INSTRUCTIONS TO FOLLOW
Send each entry back exactly as given, pictures excluded.

(Part of a data file)
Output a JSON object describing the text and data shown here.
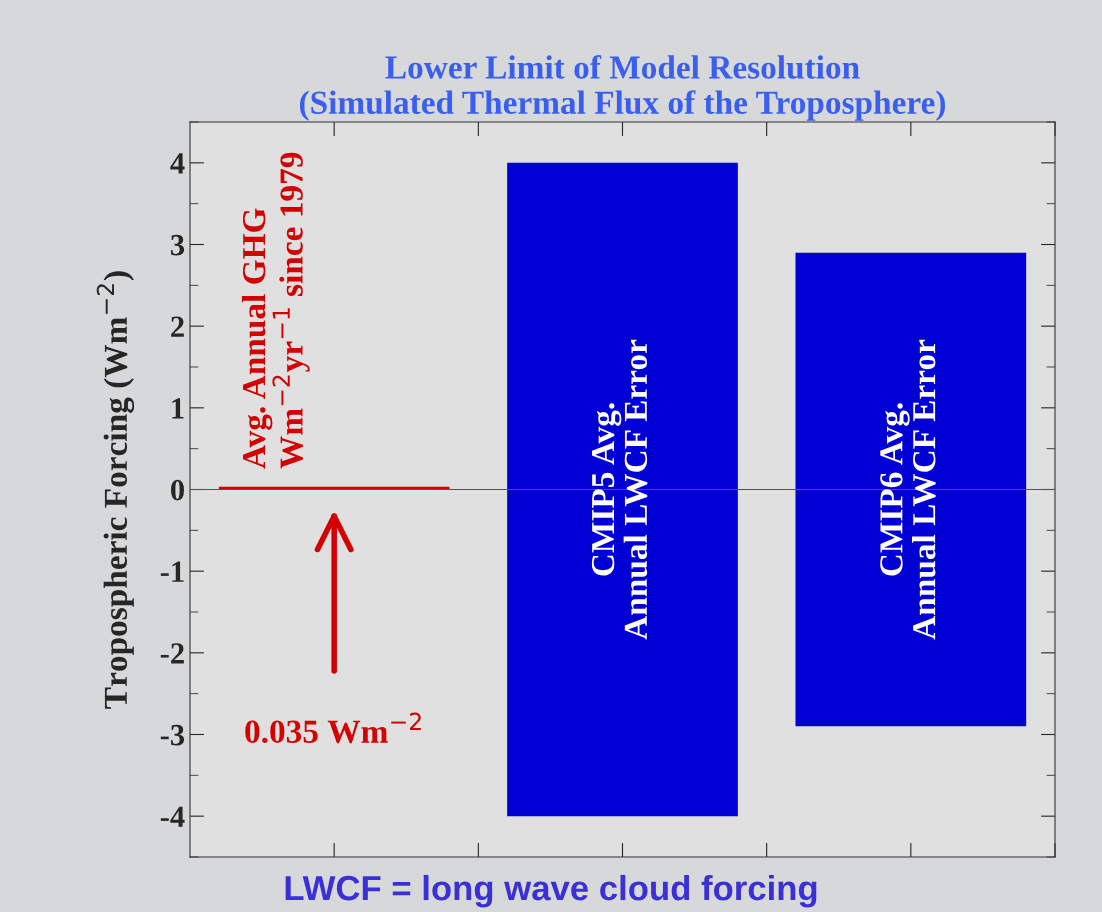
{
  "chart_data": {
    "type": "bar",
    "title": "Lower Limit of Model Resolution\n(Simulated Thermal Flux of the Troposphere)",
    "ylabel": "Tropospheric Forcing (Wm$^{−2}$)",
    "categories": [
      null,
      null,
      null
    ],
    "base": [
      0,
      -4.0,
      -2.9
    ],
    "values": [
      0.035,
      8.0,
      5.8
    ],
    "colors": [
      "#d40000",
      "#0000d4",
      "#0000d4"
    ],
    "ylim": [
      -4.5,
      4.5
    ],
    "yticks": [
      -4,
      -3,
      -2,
      -1,
      0,
      1,
      2,
      3,
      4
    ],
    "ref_lines": [
      {
        "axis": "y",
        "value": 0,
        "color": "#555555"
      }
    ],
    "tick_labels": "y",
    "annotations": [
      "Avg. Annual GHG\nWm$^{−2}$yr$^{−1}$ since 1979",
      "0.035 Wm$^{−2}$",
      "CMIP5 Avg.\nAnnual LWCF Error",
      "CMIP6 Avg.\nAnnual LWCF Error",
      "LWCF = long wave cloud forcing"
    ],
    "grid": false,
    "legend": false
  }
}
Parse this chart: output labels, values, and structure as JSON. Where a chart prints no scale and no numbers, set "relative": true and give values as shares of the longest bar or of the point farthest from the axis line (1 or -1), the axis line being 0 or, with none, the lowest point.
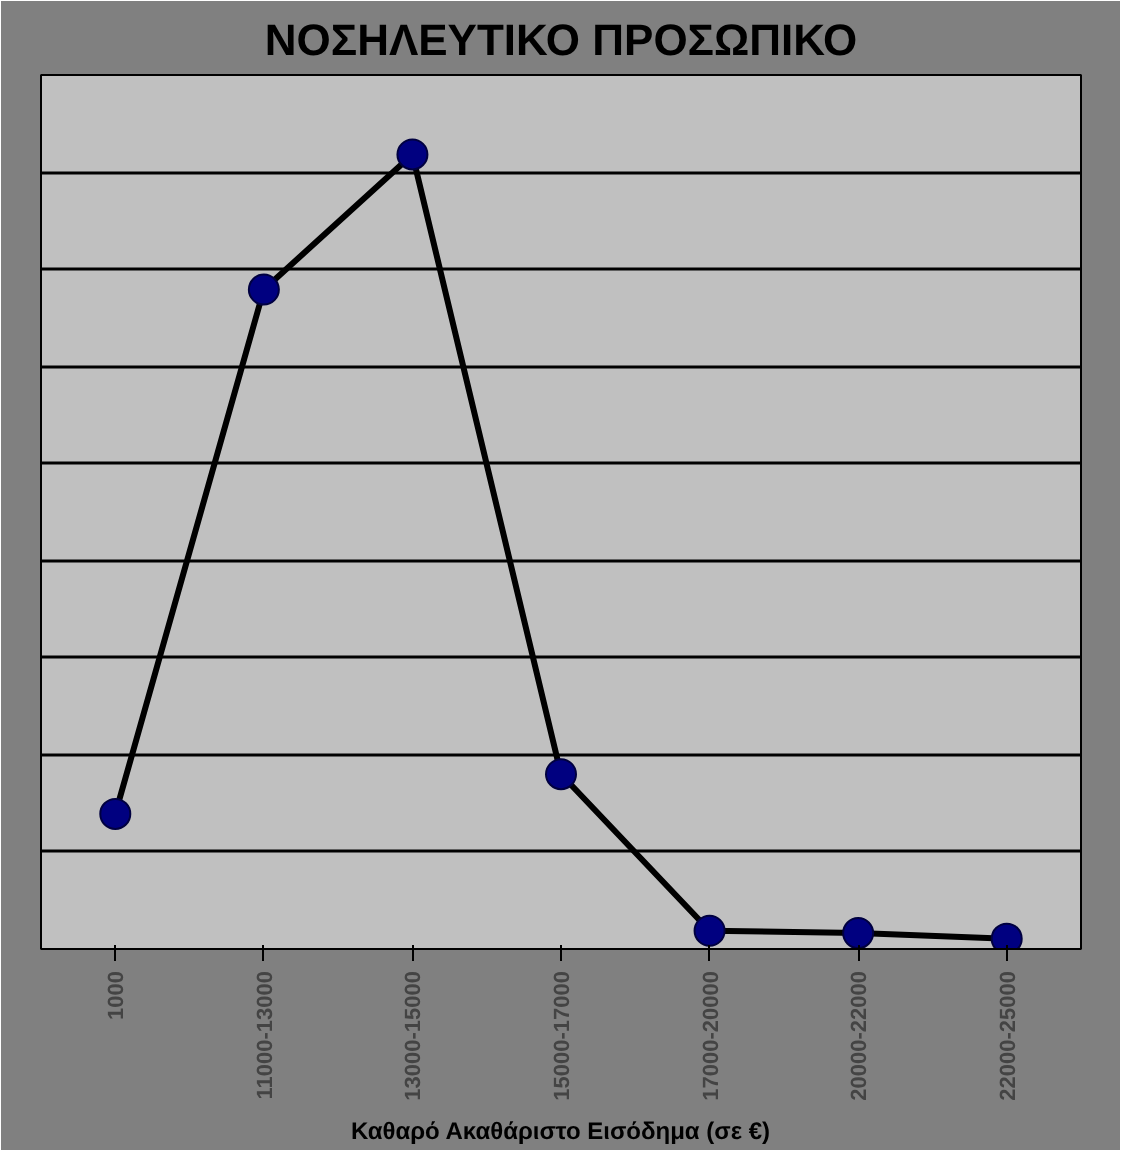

RESPONSE TO THE TASK
Output a JSON object describing the text and data shown here.
{
  "chart_data": {
    "type": "bar",
    "title": "Lower Limit of Model Resolution\n(Simulated Thermal Flux of the Troposphere)",
    "ylabel": "Tropospheric Forcing (Wm$^{−2}$)",
    "categories": [
      null,
      null,
      null
    ],
    "base": [
      0,
      -4.0,
      -2.9
    ],
    "values": [
      0.035,
      8.0,
      5.8
    ],
    "colors": [
      "#d40000",
      "#0000d4",
      "#0000d4"
    ],
    "ylim": [
      -4.5,
      4.5
    ],
    "yticks": [
      -4,
      -3,
      -2,
      -1,
      0,
      1,
      2,
      3,
      4
    ],
    "ref_lines": [
      {
        "axis": "y",
        "value": 0,
        "color": "#555555"
      }
    ],
    "tick_labels": "y",
    "annotations": [
      "Avg. Annual GHG\nWm$^{−2}$yr$^{−1}$ since 1979",
      "0.035 Wm$^{−2}$",
      "CMIP5 Avg.\nAnnual LWCF Error",
      "CMIP6 Avg.\nAnnual LWCF Error",
      "LWCF = long wave cloud forcing"
    ],
    "grid": false,
    "legend": false
  }
}
Parse this chart: output labels, values, and structure as JSON. Where a chart prints no scale and no numbers, set "relative": true and give values as shares of the longest bar or of the point farthest from the axis line (1 or -1), the axis line being 0 or, with none, the lowest point.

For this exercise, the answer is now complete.